- Task prompt:
Extract exactly and only the lines of the data below, starting at the line with "Give me a plain-text" and stopping after the final line.

Lines of data

======

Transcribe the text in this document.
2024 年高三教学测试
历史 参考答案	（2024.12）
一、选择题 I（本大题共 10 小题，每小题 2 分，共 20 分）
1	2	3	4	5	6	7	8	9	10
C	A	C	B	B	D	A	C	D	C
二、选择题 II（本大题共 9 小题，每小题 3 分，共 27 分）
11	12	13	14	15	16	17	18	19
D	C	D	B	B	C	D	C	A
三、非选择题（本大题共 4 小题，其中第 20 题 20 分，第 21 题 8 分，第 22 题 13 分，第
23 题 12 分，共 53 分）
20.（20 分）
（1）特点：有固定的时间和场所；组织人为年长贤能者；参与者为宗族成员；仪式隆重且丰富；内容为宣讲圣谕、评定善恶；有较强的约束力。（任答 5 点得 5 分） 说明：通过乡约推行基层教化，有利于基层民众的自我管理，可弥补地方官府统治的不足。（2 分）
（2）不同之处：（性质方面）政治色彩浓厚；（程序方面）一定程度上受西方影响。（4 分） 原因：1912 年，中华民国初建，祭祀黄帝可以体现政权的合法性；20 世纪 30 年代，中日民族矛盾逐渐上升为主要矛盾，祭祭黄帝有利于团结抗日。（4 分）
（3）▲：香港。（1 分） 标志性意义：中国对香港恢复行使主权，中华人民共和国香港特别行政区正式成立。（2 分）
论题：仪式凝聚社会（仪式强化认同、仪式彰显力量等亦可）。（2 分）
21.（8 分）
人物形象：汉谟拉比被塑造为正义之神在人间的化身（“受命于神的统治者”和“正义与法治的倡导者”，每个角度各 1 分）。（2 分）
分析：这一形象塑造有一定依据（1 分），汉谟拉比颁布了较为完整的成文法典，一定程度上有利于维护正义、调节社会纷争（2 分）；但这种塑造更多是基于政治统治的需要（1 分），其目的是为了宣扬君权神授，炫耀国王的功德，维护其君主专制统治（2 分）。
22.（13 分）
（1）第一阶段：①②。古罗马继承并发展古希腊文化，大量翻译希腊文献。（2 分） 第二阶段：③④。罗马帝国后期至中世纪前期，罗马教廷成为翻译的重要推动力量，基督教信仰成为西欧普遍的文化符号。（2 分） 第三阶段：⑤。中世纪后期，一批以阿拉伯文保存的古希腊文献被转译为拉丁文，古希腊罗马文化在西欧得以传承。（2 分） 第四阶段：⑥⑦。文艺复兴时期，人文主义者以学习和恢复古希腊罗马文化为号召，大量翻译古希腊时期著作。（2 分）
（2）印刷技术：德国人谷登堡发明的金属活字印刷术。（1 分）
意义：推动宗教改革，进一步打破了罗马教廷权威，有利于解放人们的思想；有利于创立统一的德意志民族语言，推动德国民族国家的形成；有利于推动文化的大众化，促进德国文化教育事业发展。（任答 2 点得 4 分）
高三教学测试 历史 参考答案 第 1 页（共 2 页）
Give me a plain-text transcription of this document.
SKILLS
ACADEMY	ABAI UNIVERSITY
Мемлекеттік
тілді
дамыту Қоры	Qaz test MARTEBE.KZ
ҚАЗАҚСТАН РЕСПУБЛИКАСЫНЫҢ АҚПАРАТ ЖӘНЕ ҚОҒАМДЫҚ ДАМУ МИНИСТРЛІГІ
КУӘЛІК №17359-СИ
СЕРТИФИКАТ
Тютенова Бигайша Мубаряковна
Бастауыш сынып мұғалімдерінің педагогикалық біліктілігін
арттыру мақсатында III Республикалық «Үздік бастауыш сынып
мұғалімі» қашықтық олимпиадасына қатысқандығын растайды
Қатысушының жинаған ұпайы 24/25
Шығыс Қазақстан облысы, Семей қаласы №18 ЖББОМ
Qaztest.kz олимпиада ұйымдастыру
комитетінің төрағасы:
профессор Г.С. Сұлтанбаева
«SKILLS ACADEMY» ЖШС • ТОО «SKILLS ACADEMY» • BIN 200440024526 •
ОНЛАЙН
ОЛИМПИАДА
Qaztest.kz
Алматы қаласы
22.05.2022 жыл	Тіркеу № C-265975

======

- Solution:
Give me a plain-text transcription of this document.
SKILLS
ACADEMY	ABAI UNIVERSITY
Мемлекеттік
тілді
дамыту Қоры	Qaz test MARTEBE.KZ
ҚАЗАҚСТАН РЕСПУБЛИКАСЫНЫҢ АҚПАРАТ ЖӘНЕ ҚОҒАМДЫҚ ДАМУ МИНИСТРЛІГІ
КУӘЛІК №17359-СИ
СЕРТИФИКАТ
Тютенова Бигайша Мубаряковна
Бастауыш сынып мұғалімдерінің педагогикалық біліктілігін
арттыру мақсатында III Республикалық «Үздік бастауыш сынып
мұғалімі» қашықтық олимпиадасына қатысқандығын растайды
Қатысушының жинаған ұпайы 24/25
Шығыс Қазақстан облысы, Семей қаласы №18 ЖББОМ
Qaztest.kz олимпиада ұйымдастыру
комитетінің төрағасы:
профессор Г.С. Сұлтанбаева
«SKILLS ACADEMY» ЖШС • ТОО «SKILLS ACADEMY» • BIN 200440024526 •
ОНЛАЙН
ОЛИМПИАДА
Qaztest.kz
Алматы қаласы
22.05.2022 жыл	Тіркеу № C-265975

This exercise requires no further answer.